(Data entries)
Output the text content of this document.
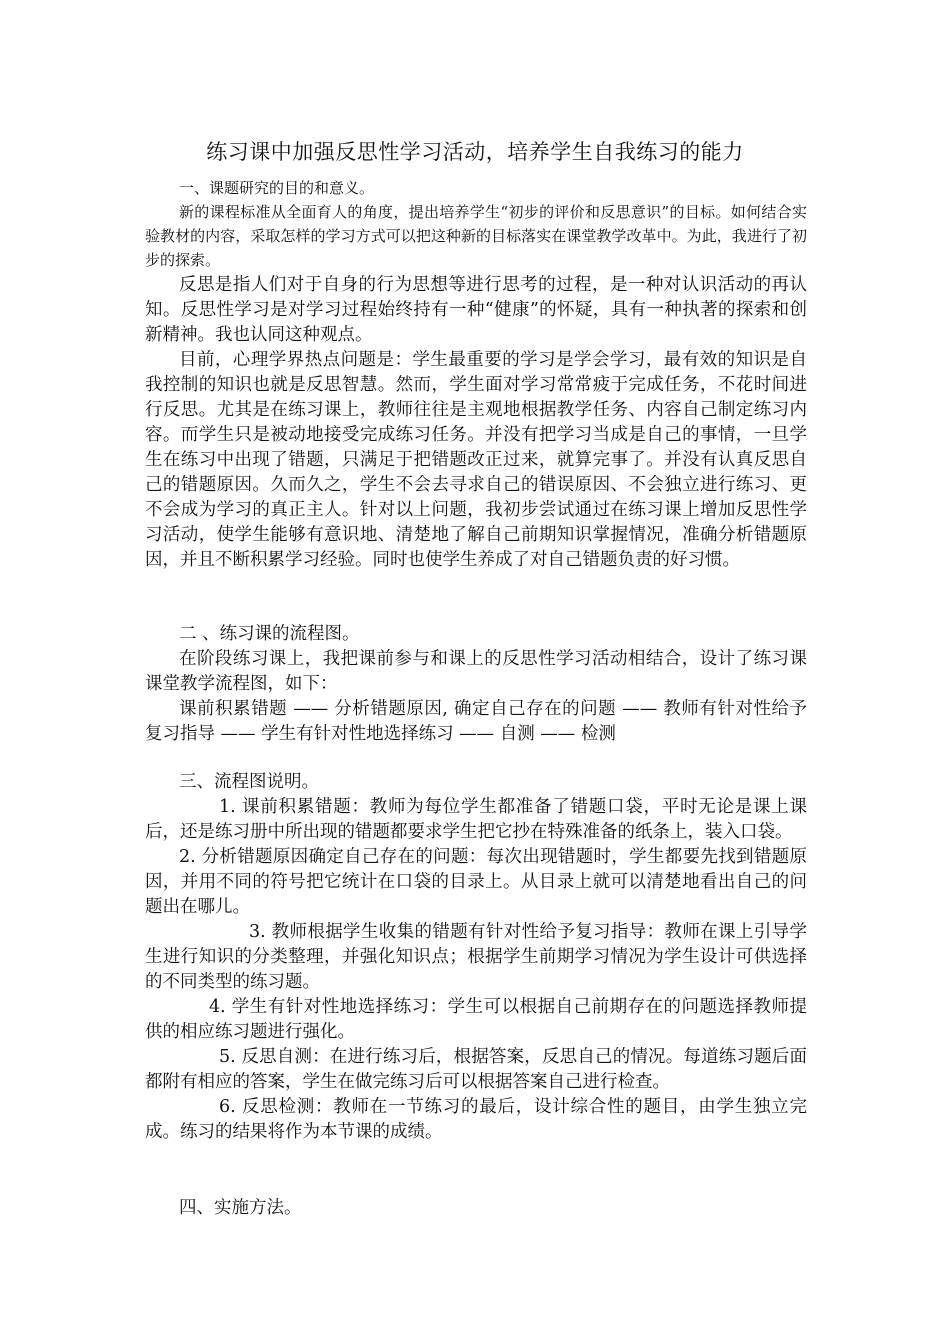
练习课中加强反思性学习活动，培养学生自我练习的能力

一、课题研究的目的和意义。

新的课程标准从全面育人的角度，提出培养学生“初步的评价和反思意识”的目标。如何结合实验教材的内容，采取怎样的学习方式可以把这种新的目标落实在课堂教学改革中。为此，我进行了初步的探索。

反思是指人们对于自身的行为思想等进行思考的过程，是一种对认识活动的再认知。反思性学习是对学习过程始终持有一种“健康”的怀疑，具有一种执著的探索和创新精神。我也认同这种观点。

目前，心理学界热点问题是：学生最重要的学习是学会学习，最有效的知识是自我控制的知识也就是反思智慧。然而，学生面对学习常常疲于完成任务，不花时间进行反思。尤其是在练习课上，教师往往是主观地根据教学任务、内容自己制定练习内容。而学生只是被动地接受完成练习任务。并没有把学习当成是自己的事情，一旦学生在练习中出现了错题，只满足于把错题改正过来，就算完事了。并没有认真反思自己的错题原因。久而久之，学生不会去寻求自己的错误原因、不会独立进行练习、更不会成为学习的真正主人。针对以上问题，我初步尝试通过在练习课上增加反思性学习活动，使学生能够有意识地、清楚地了解自己前期知识掌握情况，准确分析错题原因，并且不断积累学习经验。同时也使学生养成了对自己错题负责的好习惯。

二 、练习课的流程图。

在阶段练习课上，我把课前参与和课上的反思性学习活动相结合，设计了练习课课堂教学流程图，如下：

课前积累错题 —— 分析错题原因, 确定自己存在的问题 —— 教师有针对性给予复习指导 —— 学生有针对性地选择练习 —— 自测 —— 检测

三、流程图说明。

1. 课前积累错题：教师为每位学生都准备了错题口袋，平时无论是课上课后，还是练习册中所出现的错题都要求学生把它抄在特殊准备的纸条上，装入口袋。

2. 分析错题原因确定自己存在的问题：每次出现错题时，学生都要先找到错题原因，并用不同的符号把它统计在口袋的目录上。从目录上就可以清楚地看出自己的问题出在哪儿。

3. 教师根据学生收集的错题有针对性给予复习指导：教师在课上引导学生进行知识的分类整理，并强化知识点；根据学生前期学习情况为学生设计可供选择的不同类型的练习题。

4. 学生有针对性地选择练习：学生可以根据自己前期存在的问题选择教师提供的相应练习题进行强化。

5. 反思自测：在进行练习后，根据答案，反思自己的情况。每道练习题后面都附有相应的答案，学生在做完练习后可以根据答案自己进行检查。

6. 反思检测：教师在一节练习的最后，设计综合性的题目，由学生独立完成。练习的结果将作为本节课的成绩。

四、实施方法。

Instruction:
Write the listing above out again exactly, dropping each image.

Result of the exercise:
Output the text content of this document.
练习课中加强反思性学习活动，培养学生自我练习的能力

一、课题研究的目的和意义。

新的课程标准从全面育人的角度，提出培养学生“初步的评价和反思意识”的目标。如何结合实验教材的内容，采取怎样的学习方式可以把这种新的目标落实在课堂教学改革中。为此，我进行了初步的探索。

反思是指人们对于自身的行为思想等进行思考的过程，是一种对认识活动的再认知。反思性学习是对学习过程始终持有一种“健康”的怀疑，具有一种执著的探索和创新精神。我也认同这种观点。

目前，心理学界热点问题是：学生最重要的学习是学会学习，最有效的知识是自我控制的知识也就是反思智慧。然而，学生面对学习常常疲于完成任务，不花时间进行反思。尤其是在练习课上，教师往往是主观地根据教学任务、内容自己制定练习内容。而学生只是被动地接受完成练习任务。并没有把学习当成是自己的事情，一旦学生在练习中出现了错题，只满足于把错题改正过来，就算完事了。并没有认真反思自己的错题原因。久而久之，学生不会去寻求自己的错误原因、不会独立进行练习、更不会成为学习的真正主人。针对以上问题，我初步尝试通过在练习课上增加反思性学习活动，使学生能够有意识地、清楚地了解自己前期知识掌握情况，准确分析错题原因，并且不断积累学习经验。同时也使学生养成了对自己错题负责的好习惯。

二 、练习课的流程图。

在阶段练习课上，我把课前参与和课上的反思性学习活动相结合，设计了练习课课堂教学流程图，如下：

课前积累错题 —— 分析错题原因, 确定自己存在的问题 —— 教师有针对性给予复习指导 —— 学生有针对性地选择练习 —— 自测 —— 检测

三、流程图说明。

1. 课前积累错题：教师为每位学生都准备了错题口袋，平时无论是课上课后，还是练习册中所出现的错题都要求学生把它抄在特殊准备的纸条上，装入口袋。

2. 分析错题原因确定自己存在的问题：每次出现错题时，学生都要先找到错题原因，并用不同的符号把它统计在口袋的目录上。从目录上就可以清楚地看出自己的问题出在哪儿。

3. 教师根据学生收集的错题有针对性给予复习指导：教师在课上引导学生进行知识的分类整理，并强化知识点；根据学生前期学习情况为学生设计可供选择的不同类型的练习题。

4. 学生有针对性地选择练习：学生可以根据自己前期存在的问题选择教师提供的相应练习题进行强化。

5. 反思自测：在进行练习后，根据答案，反思自己的情况。每道练习题后面都附有相应的答案，学生在做完练习后可以根据答案自己进行检查。

6. 反思检测：教师在一节练习的最后，设计综合性的题目，由学生独立完成。练习的结果将作为本节课的成绩。

四、实施方法。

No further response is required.